• PROBLEM REQUIREMENTS:
State how many lines of the listing below include the word "Capita". Give only the number.

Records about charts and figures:
● ● ● ● ●

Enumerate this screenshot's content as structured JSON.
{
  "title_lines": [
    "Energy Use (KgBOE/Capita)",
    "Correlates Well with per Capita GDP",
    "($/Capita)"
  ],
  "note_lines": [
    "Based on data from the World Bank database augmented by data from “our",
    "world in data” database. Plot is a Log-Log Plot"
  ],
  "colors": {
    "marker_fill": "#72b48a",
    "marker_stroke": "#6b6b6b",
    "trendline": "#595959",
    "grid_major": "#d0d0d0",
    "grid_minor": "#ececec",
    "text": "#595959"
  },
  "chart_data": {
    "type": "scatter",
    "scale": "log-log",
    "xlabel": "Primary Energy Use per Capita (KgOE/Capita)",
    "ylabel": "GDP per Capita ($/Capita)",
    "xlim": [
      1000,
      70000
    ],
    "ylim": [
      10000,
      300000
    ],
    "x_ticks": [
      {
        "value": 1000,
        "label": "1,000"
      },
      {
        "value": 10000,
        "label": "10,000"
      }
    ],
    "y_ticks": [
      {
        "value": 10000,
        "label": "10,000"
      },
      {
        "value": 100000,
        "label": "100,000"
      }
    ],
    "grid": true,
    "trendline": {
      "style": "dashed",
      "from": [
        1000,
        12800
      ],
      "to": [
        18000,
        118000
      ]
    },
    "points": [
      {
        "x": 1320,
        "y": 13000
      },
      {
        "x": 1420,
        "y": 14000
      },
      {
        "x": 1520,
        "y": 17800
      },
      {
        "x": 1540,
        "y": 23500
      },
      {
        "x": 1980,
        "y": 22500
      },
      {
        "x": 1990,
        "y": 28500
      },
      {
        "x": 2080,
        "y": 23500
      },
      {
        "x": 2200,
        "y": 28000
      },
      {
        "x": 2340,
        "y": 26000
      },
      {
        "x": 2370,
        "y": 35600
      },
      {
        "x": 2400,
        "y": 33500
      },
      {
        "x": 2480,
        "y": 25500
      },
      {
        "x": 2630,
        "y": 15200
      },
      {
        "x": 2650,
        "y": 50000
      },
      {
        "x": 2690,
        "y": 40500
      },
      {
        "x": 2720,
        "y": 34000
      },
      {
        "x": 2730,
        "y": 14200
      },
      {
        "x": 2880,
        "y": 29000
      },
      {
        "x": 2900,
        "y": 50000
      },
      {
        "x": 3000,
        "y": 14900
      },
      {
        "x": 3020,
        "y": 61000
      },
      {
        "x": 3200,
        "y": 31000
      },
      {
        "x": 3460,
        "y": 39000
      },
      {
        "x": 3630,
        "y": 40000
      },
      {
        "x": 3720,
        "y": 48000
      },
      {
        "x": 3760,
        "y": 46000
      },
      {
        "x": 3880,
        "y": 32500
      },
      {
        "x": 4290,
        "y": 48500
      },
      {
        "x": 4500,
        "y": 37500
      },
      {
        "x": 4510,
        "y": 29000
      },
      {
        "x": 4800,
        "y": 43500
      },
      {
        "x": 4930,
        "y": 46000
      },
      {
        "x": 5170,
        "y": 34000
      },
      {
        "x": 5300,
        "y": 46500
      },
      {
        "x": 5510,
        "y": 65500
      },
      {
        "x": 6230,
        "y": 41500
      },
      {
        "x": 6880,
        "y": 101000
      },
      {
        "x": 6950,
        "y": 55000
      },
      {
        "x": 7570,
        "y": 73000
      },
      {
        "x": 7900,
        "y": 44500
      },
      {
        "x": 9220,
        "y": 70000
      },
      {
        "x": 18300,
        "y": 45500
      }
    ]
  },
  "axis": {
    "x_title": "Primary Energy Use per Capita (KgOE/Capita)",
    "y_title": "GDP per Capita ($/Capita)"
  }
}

● ● ● ● ●

• OUTPUT FOR THIS TASK:
7